== Problem ==
Reproduce each line exactly.

## begin Data listing

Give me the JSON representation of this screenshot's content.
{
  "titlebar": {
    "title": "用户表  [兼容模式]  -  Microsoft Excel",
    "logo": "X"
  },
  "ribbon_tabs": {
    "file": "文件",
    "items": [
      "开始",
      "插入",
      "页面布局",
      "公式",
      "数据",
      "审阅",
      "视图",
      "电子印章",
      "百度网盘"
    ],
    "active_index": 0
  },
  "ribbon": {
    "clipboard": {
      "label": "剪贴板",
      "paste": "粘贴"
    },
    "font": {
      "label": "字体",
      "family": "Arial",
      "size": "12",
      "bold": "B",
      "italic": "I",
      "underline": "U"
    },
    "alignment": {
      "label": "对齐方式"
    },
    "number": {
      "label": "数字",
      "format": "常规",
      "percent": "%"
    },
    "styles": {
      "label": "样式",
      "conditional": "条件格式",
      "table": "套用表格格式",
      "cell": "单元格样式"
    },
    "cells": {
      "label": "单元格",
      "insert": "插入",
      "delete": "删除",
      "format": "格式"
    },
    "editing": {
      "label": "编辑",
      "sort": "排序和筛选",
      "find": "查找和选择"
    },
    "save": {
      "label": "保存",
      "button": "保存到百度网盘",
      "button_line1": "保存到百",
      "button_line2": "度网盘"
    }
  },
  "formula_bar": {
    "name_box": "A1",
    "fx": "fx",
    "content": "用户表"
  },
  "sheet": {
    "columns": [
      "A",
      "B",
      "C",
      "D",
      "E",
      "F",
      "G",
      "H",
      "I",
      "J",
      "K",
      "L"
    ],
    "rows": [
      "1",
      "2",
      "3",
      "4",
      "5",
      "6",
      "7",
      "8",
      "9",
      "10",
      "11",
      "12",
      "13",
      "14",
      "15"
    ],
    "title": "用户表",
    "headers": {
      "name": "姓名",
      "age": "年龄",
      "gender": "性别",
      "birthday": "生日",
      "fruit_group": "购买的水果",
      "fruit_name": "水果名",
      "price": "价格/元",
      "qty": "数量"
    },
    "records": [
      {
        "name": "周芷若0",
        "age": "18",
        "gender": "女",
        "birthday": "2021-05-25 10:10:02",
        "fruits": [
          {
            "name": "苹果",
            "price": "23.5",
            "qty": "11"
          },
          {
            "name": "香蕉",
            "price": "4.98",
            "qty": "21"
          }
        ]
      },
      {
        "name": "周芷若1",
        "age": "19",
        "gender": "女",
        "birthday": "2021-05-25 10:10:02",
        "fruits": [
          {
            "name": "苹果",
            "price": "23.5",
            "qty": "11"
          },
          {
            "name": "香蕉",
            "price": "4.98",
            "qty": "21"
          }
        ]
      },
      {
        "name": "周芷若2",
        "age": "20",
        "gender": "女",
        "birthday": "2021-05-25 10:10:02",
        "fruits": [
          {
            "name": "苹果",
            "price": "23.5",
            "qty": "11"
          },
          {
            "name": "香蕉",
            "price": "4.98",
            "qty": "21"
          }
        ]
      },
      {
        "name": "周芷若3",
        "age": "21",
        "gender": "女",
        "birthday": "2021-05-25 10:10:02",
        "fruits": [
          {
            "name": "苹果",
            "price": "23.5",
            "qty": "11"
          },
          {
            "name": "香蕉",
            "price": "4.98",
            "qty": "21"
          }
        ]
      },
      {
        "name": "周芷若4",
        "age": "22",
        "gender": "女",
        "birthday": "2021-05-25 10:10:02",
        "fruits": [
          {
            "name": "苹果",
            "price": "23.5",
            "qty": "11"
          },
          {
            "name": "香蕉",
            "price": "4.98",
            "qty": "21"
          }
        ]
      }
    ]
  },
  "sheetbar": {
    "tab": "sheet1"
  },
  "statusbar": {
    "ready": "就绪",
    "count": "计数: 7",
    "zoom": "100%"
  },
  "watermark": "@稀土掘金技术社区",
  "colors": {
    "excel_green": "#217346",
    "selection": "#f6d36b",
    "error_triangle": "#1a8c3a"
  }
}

## end Data listing

== Answer in full ==
Give me the JSON representation of this screenshot's content.
{
  "titlebar": {
    "title": "用户表  [兼容模式]  -  Microsoft Excel",
    "logo": "X"
  },
  "ribbon_tabs": {
    "file": "文件",
    "items": [
      "开始",
      "插入",
      "页面布局",
      "公式",
      "数据",
      "审阅",
      "视图",
      "电子印章",
      "百度网盘"
    ],
    "active_index": 0
  },
  "ribbon": {
    "clipboard": {
      "label": "剪贴板",
      "paste": "粘贴"
    },
    "font": {
      "label": "字体",
      "family": "Arial",
      "size": "12",
      "bold": "B",
      "italic": "I",
      "underline": "U"
    },
    "alignment": {
      "label": "对齐方式"
    },
    "number": {
      "label": "数字",
      "format": "常规",
      "percent": "%"
    },
    "styles": {
      "label": "样式",
      "conditional": "条件格式",
      "table": "套用表格格式",
      "cell": "单元格样式"
    },
    "cells": {
      "label": "单元格",
      "insert": "插入",
      "delete": "删除",
      "format": "格式"
    },
    "editing": {
      "label": "编辑",
      "sort": "排序和筛选",
      "find": "查找和选择"
    },
    "save": {
      "label": "保存",
      "button": "保存到百度网盘",
      "button_line1": "保存到百",
      "button_line2": "度网盘"
    }
  },
  "formula_bar": {
    "name_box": "A1",
    "fx": "fx",
    "content": "用户表"
  },
  "sheet": {
    "columns": [
      "A",
      "B",
      "C",
      "D",
      "E",
      "F",
      "G",
      "H",
      "I",
      "J",
      "K",
      "L"
    ],
    "rows": [
      "1",
      "2",
      "3",
      "4",
      "5",
      "6",
      "7",
      "8",
      "9",
      "10",
      "11",
      "12",
      "13",
      "14",
      "15"
    ],
    "title": "用户表",
    "headers": {
      "name": "姓名",
      "age": "年龄",
      "gender": "性别",
      "birthday": "生日",
      "fruit_group": "购买的水果",
      "fruit_name": "水果名",
      "price": "价格/元",
      "qty": "数量"
    },
    "records": [
      {
        "name": "周芷若0",
        "age": "18",
        "gender": "女",
        "birthday": "2021-05-25 10:10:02",
        "fruits": [
          {
            "name": "苹果",
            "price": "23.5",
            "qty": "11"
          },
          {
            "name": "香蕉",
            "price": "4.98",
            "qty": "21"
          }
        ]
      },
      {
        "name": "周芷若1",
        "age": "19",
        "gender": "女",
        "birthday": "2021-05-25 10:10:02",
        "fruits": [
          {
            "name": "苹果",
            "price": "23.5",
            "qty": "11"
          },
          {
            "name": "香蕉",
            "price": "4.98",
            "qty": "21"
          }
        ]
      },
      {
        "name": "周芷若2",
        "age": "20",
        "gender": "女",
        "birthday": "2021-05-25 10:10:02",
        "fruits": [
          {
            "name": "苹果",
            "price": "23.5",
            "qty": "11"
          },
          {
            "name": "香蕉",
            "price": "4.98",
            "qty": "21"
          }
        ]
      },
      {
        "name": "周芷若3",
        "age": "21",
        "gender": "女",
        "birthday": "2021-05-25 10:10:02",
        "fruits": [
          {
            "name": "苹果",
            "price": "23.5",
            "qty": "11"
          },
          {
            "name": "香蕉",
            "price": "4.98",
            "qty": "21"
          }
        ]
      },
      {
        "name": "周芷若4",
        "age": "22",
        "gender": "女",
        "birthday": "2021-05-25 10:10:02",
        "fruits": [
          {
            "name": "苹果",
            "price": "23.5",
            "qty": "11"
          },
          {
            "name": "香蕉",
            "price": "4.98",
            "qty": "21"
          }
        ]
      }
    ]
  },
  "sheetbar": {
    "tab": "sheet1"
  },
  "statusbar": {
    "ready": "就绪",
    "count": "计数: 7",
    "zoom": "100%"
  },
  "watermark": "@稀土掘金技术社区",
  "colors": {
    "excel_green": "#217346",
    "selection": "#f6d36b",
    "error_triangle": "#1a8c3a"
  }
}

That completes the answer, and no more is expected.